What to do: Reproduce each record exactly.

__________

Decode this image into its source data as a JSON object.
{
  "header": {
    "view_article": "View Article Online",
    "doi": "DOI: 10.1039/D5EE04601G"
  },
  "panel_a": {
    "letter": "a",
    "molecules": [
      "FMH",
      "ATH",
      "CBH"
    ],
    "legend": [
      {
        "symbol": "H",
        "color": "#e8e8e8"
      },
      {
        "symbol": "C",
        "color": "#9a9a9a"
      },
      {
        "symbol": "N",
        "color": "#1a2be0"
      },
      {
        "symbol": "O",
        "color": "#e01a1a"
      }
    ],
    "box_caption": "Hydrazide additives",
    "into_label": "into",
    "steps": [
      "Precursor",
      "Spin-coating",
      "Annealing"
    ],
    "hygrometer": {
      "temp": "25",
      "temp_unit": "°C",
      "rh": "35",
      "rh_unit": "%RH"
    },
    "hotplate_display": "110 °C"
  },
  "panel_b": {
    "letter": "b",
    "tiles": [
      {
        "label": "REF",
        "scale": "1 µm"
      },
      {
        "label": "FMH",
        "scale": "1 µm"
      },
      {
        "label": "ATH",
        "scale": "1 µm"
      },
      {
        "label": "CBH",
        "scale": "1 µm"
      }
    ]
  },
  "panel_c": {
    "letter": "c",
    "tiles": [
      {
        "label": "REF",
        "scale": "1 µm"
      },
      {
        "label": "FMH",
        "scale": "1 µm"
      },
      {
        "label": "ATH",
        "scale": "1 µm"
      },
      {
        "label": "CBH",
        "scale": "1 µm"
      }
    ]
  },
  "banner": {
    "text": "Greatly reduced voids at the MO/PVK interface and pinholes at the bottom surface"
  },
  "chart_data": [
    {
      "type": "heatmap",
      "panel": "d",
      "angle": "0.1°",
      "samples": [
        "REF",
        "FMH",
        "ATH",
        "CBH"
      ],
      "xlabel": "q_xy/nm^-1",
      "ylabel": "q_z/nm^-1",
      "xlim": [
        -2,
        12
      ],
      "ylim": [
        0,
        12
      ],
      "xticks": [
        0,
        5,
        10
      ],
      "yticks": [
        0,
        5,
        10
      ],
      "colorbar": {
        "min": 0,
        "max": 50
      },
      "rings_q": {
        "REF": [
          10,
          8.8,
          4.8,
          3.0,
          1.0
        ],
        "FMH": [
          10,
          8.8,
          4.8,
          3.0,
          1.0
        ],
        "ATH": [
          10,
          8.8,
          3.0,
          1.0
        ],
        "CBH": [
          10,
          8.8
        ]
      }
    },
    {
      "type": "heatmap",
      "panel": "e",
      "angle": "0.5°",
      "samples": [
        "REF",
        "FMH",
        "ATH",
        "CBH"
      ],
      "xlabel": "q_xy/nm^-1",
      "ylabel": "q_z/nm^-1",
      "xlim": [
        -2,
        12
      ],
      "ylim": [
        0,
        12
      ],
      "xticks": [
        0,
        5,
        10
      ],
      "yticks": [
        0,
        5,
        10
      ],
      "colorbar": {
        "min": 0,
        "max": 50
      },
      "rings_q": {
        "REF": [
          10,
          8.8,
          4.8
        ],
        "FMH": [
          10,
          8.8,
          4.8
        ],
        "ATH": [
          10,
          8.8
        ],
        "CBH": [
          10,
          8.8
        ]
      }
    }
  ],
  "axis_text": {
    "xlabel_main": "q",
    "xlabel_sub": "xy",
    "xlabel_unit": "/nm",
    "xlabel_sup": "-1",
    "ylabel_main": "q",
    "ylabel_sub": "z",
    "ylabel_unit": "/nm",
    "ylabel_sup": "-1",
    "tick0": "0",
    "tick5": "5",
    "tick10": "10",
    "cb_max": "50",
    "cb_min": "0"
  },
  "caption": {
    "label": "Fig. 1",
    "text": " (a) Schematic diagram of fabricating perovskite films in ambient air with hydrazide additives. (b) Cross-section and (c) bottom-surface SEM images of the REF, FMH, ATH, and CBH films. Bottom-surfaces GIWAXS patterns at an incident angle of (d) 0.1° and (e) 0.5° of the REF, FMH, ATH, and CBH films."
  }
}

__________

Task answer:
Decode this image into its source data as a JSON object.
{
  "header": {
    "view_article": "View Article Online",
    "doi": "DOI: 10.1039/D5EE04601G"
  },
  "panel_a": {
    "letter": "a",
    "molecules": [
      "FMH",
      "ATH",
      "CBH"
    ],
    "legend": [
      {
        "symbol": "H",
        "color": "#e8e8e8"
      },
      {
        "symbol": "C",
        "color": "#9a9a9a"
      },
      {
        "symbol": "N",
        "color": "#1a2be0"
      },
      {
        "symbol": "O",
        "color": "#e01a1a"
      }
    ],
    "box_caption": "Hydrazide additives",
    "into_label": "into",
    "steps": [
      "Precursor",
      "Spin-coating",
      "Annealing"
    ],
    "hygrometer": {
      "temp": "25",
      "temp_unit": "°C",
      "rh": "35",
      "rh_unit": "%RH"
    },
    "hotplate_display": "110 °C"
  },
  "panel_b": {
    "letter": "b",
    "tiles": [
      {
        "label": "REF",
        "scale": "1 µm"
      },
      {
        "label": "FMH",
        "scale": "1 µm"
      },
      {
        "label": "ATH",
        "scale": "1 µm"
      },
      {
        "label": "CBH",
        "scale": "1 µm"
      }
    ]
  },
  "panel_c": {
    "letter": "c",
    "tiles": [
      {
        "label": "REF",
        "scale": "1 µm"
      },
      {
        "label": "FMH",
        "scale": "1 µm"
      },
      {
        "label": "ATH",
        "scale": "1 µm"
      },
      {
        "label": "CBH",
        "scale": "1 µm"
      }
    ]
  },
  "banner": {
    "text": "Greatly reduced voids at the MO/PVK interface and pinholes at the bottom surface"
  },
  "chart_data": [
    {
      "type": "heatmap",
      "panel": "d",
      "angle": "0.1°",
      "samples": [
        "REF",
        "FMH",
        "ATH",
        "CBH"
      ],
      "xlabel": "q_xy/nm^-1",
      "ylabel": "q_z/nm^-1",
      "xlim": [
        -2,
        12
      ],
      "ylim": [
        0,
        12
      ],
      "xticks": [
        0,
        5,
        10
      ],
      "yticks": [
        0,
        5,
        10
      ],
      "colorbar": {
        "min": 0,
        "max": 50
      },
      "rings_q": {
        "REF": [
          10,
          8.8,
          4.8,
          3.0,
          1.0
        ],
        "FMH": [
          10,
          8.8,
          4.8,
          3.0,
          1.0
        ],
        "ATH": [
          10,
          8.8,
          3.0,
          1.0
        ],
        "CBH": [
          10,
          8.8
        ]
      }
    },
    {
      "type": "heatmap",
      "panel": "e",
      "angle": "0.5°",
      "samples": [
        "REF",
        "FMH",
        "ATH",
        "CBH"
      ],
      "xlabel": "q_xy/nm^-1",
      "ylabel": "q_z/nm^-1",
      "xlim": [
        -2,
        12
      ],
      "ylim": [
        0,
        12
      ],
      "xticks": [
        0,
        5,
        10
      ],
      "yticks": [
        0,
        5,
        10
      ],
      "colorbar": {
        "min": 0,
        "max": 50
      },
      "rings_q": {
        "REF": [
          10,
          8.8,
          4.8
        ],
        "FMH": [
          10,
          8.8,
          4.8
        ],
        "ATH": [
          10,
          8.8
        ],
        "CBH": [
          10,
          8.8
        ]
      }
    }
  ],
  "axis_text": {
    "xlabel_main": "q",
    "xlabel_sub": "xy",
    "xlabel_unit": "/nm",
    "xlabel_sup": "-1",
    "ylabel_main": "q",
    "ylabel_sub": "z",
    "ylabel_unit": "/nm",
    "ylabel_sup": "-1",
    "tick0": "0",
    "tick5": "5",
    "tick10": "10",
    "cb_max": "50",
    "cb_min": "0"
  },
  "caption": {
    "label": "Fig. 1",
    "text": " (a) Schematic diagram of fabricating perovskite films in ambient air with hydrazide additives. (b) Cross-section and (c) bottom-surface SEM images of the REF, FMH, ATH, and CBH films. Bottom-surfaces GIWAXS patterns at an incident angle of (d) 0.1° and (e) 0.5° of the REF, FMH, ATH, and CBH films."
  }
}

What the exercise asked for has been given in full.